## TASK GOAL
Write out every record below exactly as it appears.

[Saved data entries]
▬▬▬▬▬▬
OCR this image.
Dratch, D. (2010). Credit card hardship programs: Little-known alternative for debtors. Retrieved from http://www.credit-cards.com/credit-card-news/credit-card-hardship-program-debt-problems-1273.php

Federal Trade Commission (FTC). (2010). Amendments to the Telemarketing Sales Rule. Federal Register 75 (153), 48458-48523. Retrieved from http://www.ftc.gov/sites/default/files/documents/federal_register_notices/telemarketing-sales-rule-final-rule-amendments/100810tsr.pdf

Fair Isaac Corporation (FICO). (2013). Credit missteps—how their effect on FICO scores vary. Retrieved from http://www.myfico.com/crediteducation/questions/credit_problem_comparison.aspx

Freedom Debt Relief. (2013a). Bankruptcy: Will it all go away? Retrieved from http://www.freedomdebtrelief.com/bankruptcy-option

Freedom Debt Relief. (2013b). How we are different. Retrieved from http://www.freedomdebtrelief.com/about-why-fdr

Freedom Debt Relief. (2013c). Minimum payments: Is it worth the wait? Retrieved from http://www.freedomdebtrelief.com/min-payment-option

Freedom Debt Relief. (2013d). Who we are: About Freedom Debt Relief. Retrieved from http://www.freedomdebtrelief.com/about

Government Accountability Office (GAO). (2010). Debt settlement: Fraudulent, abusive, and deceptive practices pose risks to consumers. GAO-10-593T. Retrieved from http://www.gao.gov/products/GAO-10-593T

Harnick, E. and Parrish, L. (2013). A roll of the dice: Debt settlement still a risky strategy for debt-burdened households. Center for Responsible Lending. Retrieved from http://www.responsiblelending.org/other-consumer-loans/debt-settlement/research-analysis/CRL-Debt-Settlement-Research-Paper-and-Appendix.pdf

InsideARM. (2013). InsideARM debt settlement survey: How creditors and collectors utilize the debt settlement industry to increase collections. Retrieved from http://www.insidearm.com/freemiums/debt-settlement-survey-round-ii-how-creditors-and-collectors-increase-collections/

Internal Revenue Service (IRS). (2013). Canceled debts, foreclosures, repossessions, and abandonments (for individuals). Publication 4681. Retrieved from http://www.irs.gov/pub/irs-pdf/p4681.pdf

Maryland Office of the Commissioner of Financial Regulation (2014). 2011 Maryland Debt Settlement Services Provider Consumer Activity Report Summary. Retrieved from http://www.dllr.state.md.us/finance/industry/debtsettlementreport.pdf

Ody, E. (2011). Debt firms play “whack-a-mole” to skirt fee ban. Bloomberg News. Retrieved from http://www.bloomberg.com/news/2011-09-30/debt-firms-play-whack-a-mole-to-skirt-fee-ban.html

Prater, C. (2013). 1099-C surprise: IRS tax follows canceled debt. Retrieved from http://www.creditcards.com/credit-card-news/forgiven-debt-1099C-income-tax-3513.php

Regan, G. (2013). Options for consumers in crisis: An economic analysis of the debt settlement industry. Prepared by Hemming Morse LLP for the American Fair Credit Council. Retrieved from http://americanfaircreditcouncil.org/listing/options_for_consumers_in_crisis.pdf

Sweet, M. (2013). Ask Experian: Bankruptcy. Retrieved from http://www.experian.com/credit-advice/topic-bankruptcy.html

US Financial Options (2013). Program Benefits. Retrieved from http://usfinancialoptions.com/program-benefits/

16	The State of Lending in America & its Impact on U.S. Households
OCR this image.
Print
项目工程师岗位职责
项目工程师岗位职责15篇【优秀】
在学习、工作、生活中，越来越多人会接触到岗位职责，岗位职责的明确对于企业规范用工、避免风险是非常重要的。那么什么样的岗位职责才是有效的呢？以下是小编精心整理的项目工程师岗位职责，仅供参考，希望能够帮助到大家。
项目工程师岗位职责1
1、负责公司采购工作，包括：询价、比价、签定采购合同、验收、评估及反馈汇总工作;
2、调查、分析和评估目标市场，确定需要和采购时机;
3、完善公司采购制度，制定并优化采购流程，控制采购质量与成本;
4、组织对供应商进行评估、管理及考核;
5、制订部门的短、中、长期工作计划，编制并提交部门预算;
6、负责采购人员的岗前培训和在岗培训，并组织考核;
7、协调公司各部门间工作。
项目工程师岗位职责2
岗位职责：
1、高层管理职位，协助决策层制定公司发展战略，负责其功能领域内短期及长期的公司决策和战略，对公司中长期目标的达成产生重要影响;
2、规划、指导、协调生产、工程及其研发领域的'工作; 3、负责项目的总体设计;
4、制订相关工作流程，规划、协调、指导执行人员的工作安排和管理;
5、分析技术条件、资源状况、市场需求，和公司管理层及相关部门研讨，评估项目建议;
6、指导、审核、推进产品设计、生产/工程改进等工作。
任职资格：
▬▬▬▬▬▬
## TASK ANSWER
OCR this image.
Dratch, D. (2010). Credit card hardship programs: Little-known alternative for debtors. Retrieved from http://www.credit-cards.com/credit-card-news/credit-card-hardship-program-debt-problems-1273.php

Federal Trade Commission (FTC). (2010). Amendments to the Telemarketing Sales Rule. Federal Register 75 (153), 48458-48523. Retrieved from http://www.ftc.gov/sites/default/files/documents/federal_register_notices/telemarketing-sales-rule-final-rule-amendments/100810tsr.pdf

Fair Isaac Corporation (FICO). (2013). Credit missteps—how their effect on FICO scores vary. Retrieved from http://www.myfico.com/crediteducation/questions/credit_problem_comparison.aspx

Freedom Debt Relief. (2013a). Bankruptcy: Will it all go away? Retrieved from http://www.freedomdebtrelief.com/bankruptcy-option

Freedom Debt Relief. (2013b). How we are different. Retrieved from http://www.freedomdebtrelief.com/about-why-fdr

Freedom Debt Relief. (2013c). Minimum payments: Is it worth the wait? Retrieved from http://www.freedomdebtrelief.com/min-payment-option

Freedom Debt Relief. (2013d). Who we are: About Freedom Debt Relief. Retrieved from http://www.freedomdebtrelief.com/about

Government Accountability Office (GAO). (2010). Debt settlement: Fraudulent, abusive, and deceptive practices pose risks to consumers. GAO-10-593T. Retrieved from http://www.gao.gov/products/GAO-10-593T

Harnick, E. and Parrish, L. (2013). A roll of the dice: Debt settlement still a risky strategy for debt-burdened households. Center for Responsible Lending. Retrieved from http://www.responsiblelending.org/other-consumer-loans/debt-settlement/research-analysis/CRL-Debt-Settlement-Research-Paper-and-Appendix.pdf

InsideARM. (2013). InsideARM debt settlement survey: How creditors and collectors utilize the debt settlement industry to increase collections. Retrieved from http://www.insidearm.com/freemiums/debt-settlement-survey-round-ii-how-creditors-and-collectors-increase-collections/

Internal Revenue Service (IRS). (2013). Canceled debts, foreclosures, repossessions, and abandonments (for individuals). Publication 4681. Retrieved from http://www.irs.gov/pub/irs-pdf/p4681.pdf

Maryland Office of the Commissioner of Financial Regulation (2014). 2011 Maryland Debt Settlement Services Provider Consumer Activity Report Summary. Retrieved from http://www.dllr.state.md.us/finance/industry/debtsettlementreport.pdf

Ody, E. (2011). Debt firms play “whack-a-mole” to skirt fee ban. Bloomberg News. Retrieved from http://www.bloomberg.com/news/2011-09-30/debt-firms-play-whack-a-mole-to-skirt-fee-ban.html

Prater, C. (2013). 1099-C surprise: IRS tax follows canceled debt. Retrieved from http://www.creditcards.com/credit-card-news/forgiven-debt-1099C-income-tax-3513.php

Regan, G. (2013). Options for consumers in crisis: An economic analysis of the debt settlement industry. Prepared by Hemming Morse LLP for the American Fair Credit Council. Retrieved from http://americanfaircreditcouncil.org/listing/options_for_consumers_in_crisis.pdf

Sweet, M. (2013). Ask Experian: Bankruptcy. Retrieved from http://www.experian.com/credit-advice/topic-bankruptcy.html

US Financial Options (2013). Program Benefits. Retrieved from http://usfinancialoptions.com/program-benefits/

16	The State of Lending in America & its Impact on U.S. Households
OCR this image.
Print
项目工程师岗位职责
项目工程师岗位职责15篇【优秀】
在学习、工作、生活中，越来越多人会接触到岗位职责，岗位职责的明确对于企业规范用工、避免风险是非常重要的。那么什么样的岗位职责才是有效的呢？以下是小编精心整理的项目工程师岗位职责，仅供参考，希望能够帮助到大家。
项目工程师岗位职责1
1、负责公司采购工作，包括：询价、比价、签定采购合同、验收、评估及反馈汇总工作;
2、调查、分析和评估目标市场，确定需要和采购时机;
3、完善公司采购制度，制定并优化采购流程，控制采购质量与成本;
4、组织对供应商进行评估、管理及考核;
5、制订部门的短、中、长期工作计划，编制并提交部门预算;
6、负责采购人员的岗前培训和在岗培训，并组织考核;
7、协调公司各部门间工作。
项目工程师岗位职责2
岗位职责：
1、高层管理职位，协助决策层制定公司发展战略，负责其功能领域内短期及长期的公司决策和战略，对公司中长期目标的达成产生重要影响;
2、规划、指导、协调生产、工程及其研发领域的'工作; 3、负责项目的总体设计;
4、制订相关工作流程，规划、协调、指导执行人员的工作安排和管理;
5、分析技术条件、资源状况、市场需求，和公司管理层及相关部门研讨，评估项目建议;
6、指导、审核、推进产品设计、生产/工程改进等工作。
任职资格：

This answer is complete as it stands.